------ PROVIDED DATA ------

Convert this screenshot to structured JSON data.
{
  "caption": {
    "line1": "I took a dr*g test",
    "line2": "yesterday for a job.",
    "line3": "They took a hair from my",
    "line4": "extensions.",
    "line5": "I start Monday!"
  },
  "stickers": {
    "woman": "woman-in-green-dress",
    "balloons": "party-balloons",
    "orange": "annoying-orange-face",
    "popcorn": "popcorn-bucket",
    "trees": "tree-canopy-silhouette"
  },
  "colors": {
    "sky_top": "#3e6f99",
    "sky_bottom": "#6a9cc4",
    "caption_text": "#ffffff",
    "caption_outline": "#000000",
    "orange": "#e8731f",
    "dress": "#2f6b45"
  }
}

------
------ PROVIDED DATA ------

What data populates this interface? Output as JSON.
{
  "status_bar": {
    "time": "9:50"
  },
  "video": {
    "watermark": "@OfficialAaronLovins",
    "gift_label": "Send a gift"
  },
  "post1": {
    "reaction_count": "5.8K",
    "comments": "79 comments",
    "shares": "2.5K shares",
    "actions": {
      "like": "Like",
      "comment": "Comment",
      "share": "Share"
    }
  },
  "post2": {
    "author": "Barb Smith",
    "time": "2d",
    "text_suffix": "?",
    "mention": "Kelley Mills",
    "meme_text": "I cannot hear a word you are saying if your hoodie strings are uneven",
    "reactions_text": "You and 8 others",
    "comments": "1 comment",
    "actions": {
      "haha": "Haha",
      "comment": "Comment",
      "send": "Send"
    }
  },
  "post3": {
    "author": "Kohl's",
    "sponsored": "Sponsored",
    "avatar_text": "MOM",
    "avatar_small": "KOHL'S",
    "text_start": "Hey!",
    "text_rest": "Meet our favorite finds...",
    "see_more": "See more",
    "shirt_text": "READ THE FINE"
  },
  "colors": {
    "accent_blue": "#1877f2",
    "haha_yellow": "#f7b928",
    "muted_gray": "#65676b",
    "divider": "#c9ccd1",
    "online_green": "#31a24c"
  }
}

------
------ PROVIDED DATA ------

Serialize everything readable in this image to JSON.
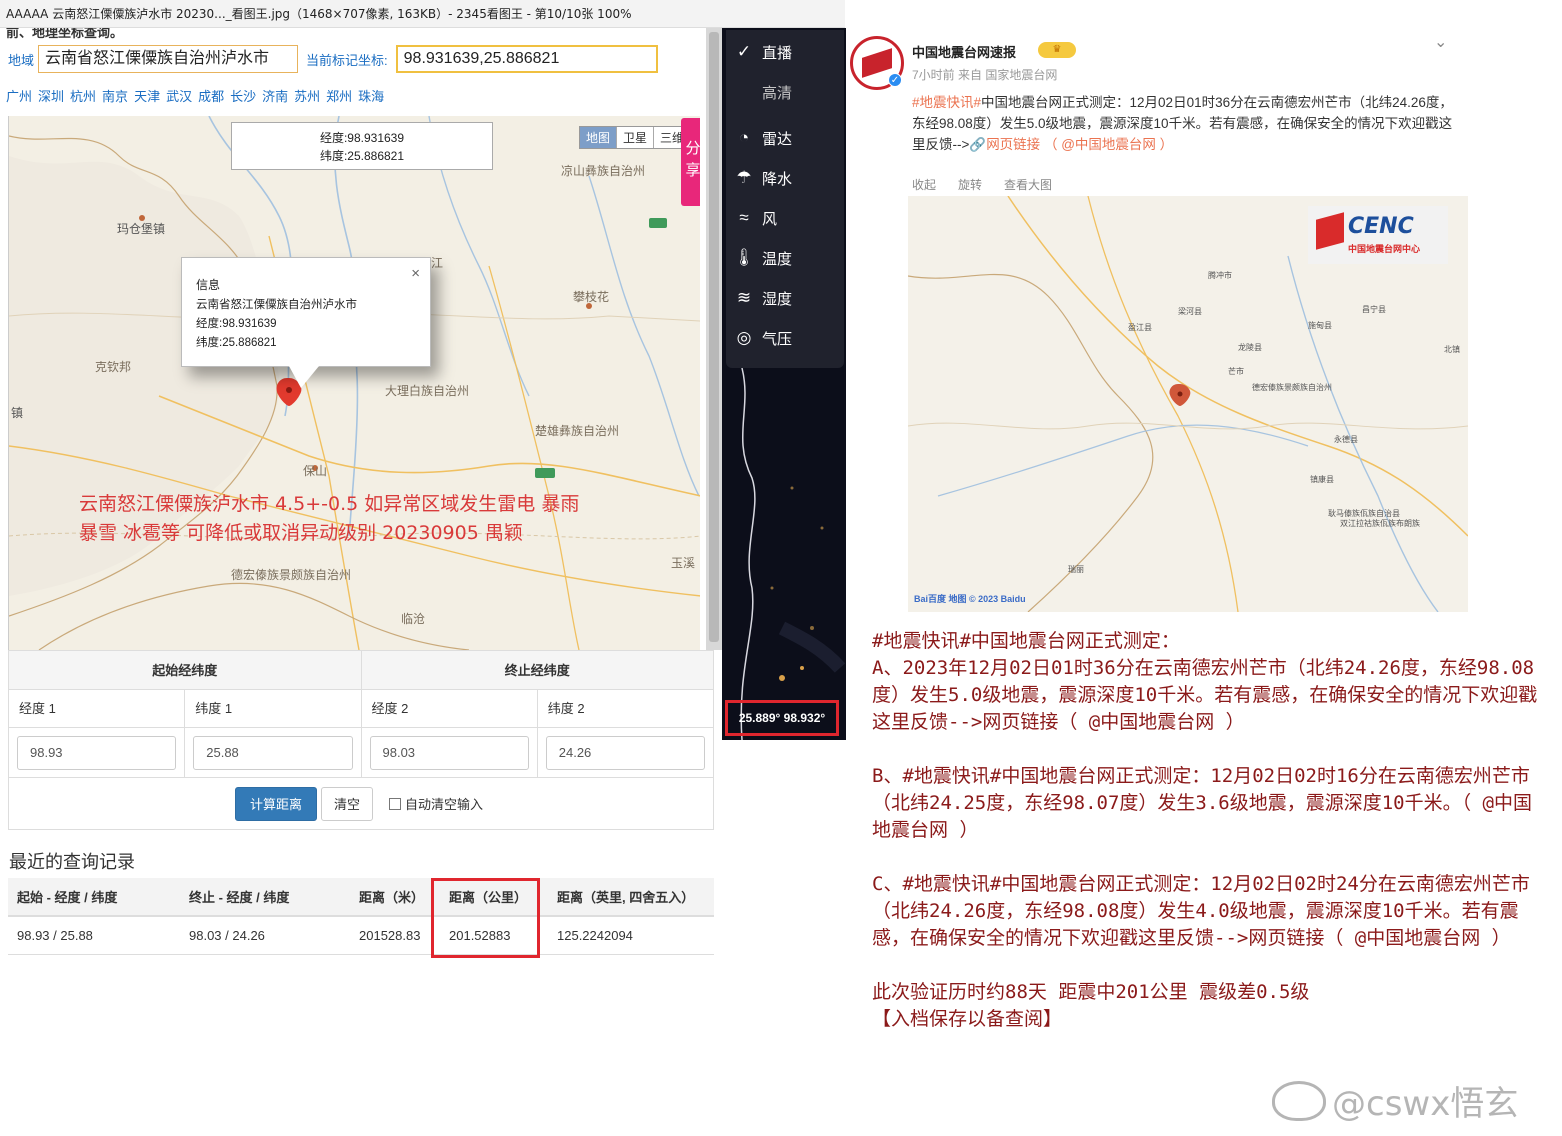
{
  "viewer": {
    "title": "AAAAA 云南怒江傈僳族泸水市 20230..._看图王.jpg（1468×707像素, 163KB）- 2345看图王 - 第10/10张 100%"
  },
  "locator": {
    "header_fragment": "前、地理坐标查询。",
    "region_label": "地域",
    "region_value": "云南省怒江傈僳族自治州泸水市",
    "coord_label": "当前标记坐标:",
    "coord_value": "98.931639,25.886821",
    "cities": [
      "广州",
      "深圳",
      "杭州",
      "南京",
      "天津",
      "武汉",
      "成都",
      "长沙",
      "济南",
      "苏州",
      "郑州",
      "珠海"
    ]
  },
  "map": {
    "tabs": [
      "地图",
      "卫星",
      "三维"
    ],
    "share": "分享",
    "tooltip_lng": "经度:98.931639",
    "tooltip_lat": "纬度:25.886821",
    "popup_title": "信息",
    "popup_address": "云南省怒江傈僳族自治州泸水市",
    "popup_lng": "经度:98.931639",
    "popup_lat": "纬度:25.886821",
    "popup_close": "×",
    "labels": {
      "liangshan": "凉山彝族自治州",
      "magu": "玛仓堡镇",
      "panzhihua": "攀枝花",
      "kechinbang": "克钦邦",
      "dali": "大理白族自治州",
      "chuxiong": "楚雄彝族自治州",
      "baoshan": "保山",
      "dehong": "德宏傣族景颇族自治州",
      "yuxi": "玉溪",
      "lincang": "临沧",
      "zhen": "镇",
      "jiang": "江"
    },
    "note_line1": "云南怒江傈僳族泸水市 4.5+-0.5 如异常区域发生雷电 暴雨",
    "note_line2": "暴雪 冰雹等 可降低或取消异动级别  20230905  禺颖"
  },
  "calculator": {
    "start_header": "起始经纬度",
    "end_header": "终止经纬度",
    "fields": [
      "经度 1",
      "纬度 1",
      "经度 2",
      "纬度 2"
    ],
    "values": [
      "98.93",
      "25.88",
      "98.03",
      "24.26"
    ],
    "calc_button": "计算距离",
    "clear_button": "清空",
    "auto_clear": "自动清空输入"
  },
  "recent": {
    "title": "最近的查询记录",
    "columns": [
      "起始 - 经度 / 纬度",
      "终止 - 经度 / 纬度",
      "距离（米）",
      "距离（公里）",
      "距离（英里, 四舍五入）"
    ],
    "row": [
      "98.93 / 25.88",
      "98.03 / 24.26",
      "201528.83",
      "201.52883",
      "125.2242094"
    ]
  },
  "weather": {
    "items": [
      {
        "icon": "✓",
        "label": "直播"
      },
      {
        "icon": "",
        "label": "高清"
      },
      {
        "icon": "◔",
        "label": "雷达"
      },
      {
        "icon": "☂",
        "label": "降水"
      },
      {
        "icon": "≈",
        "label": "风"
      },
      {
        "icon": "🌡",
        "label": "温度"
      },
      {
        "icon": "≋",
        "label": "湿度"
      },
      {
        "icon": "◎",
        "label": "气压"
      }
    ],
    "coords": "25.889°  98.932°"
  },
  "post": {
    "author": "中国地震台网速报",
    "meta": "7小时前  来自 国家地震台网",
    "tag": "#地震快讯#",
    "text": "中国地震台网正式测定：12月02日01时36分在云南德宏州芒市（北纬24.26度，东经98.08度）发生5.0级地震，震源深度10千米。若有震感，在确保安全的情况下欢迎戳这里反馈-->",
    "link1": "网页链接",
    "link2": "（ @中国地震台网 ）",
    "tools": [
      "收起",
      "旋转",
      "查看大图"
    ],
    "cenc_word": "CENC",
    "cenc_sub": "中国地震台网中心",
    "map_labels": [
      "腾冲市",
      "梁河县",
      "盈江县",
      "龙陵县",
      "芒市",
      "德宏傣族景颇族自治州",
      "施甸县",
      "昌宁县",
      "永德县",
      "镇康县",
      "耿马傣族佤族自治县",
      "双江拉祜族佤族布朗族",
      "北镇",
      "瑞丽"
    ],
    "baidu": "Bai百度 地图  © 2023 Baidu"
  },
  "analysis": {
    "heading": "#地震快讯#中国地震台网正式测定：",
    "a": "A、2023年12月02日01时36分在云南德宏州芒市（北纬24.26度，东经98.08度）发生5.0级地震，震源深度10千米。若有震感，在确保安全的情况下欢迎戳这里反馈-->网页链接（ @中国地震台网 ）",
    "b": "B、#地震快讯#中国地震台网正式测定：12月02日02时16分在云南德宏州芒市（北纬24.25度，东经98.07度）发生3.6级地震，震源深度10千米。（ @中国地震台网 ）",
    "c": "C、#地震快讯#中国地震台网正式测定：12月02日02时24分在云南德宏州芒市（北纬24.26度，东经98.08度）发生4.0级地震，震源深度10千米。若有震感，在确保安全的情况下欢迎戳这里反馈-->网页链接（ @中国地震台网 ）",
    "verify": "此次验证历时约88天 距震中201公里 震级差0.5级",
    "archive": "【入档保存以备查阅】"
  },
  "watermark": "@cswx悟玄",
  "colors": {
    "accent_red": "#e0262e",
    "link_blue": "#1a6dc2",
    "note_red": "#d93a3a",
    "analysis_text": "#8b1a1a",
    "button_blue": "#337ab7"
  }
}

------

» **THE TASK**: Scan the material above. Copy each line that holds the word "在确保安全的情况下欢迎戳这里反馈".

» **ANSWER TO THE EXERCISE**:
    "text": "中国地震台网正式测定：12月02日01时36分在云南德宏州芒市（北纬24.26度，东经98.08度）发生5.0级地震，震源深度10千米。若有震感，在确保安全的情况下欢迎戳这里反馈-->",
    "a": "A、2023年12月02日01时36分在云南德宏州芒市（北纬24.26度，东经98.08度）发生5.0级地震，震源深度10千米。若有震感，在确保安全的情况下欢迎戳这里反馈-->网页链接（ @中国地震台网 ）",
    "c": "C、#地震快讯#中国地震台网正式测定：12月02日02时24分在云南德宏州芒市（北纬24.26度，东经98.08度）发生4.0级地震，震源深度10千米。若有震感，在确保安全的情况下欢迎戳这里反馈-->网页链接（ @中国地震台网 ）",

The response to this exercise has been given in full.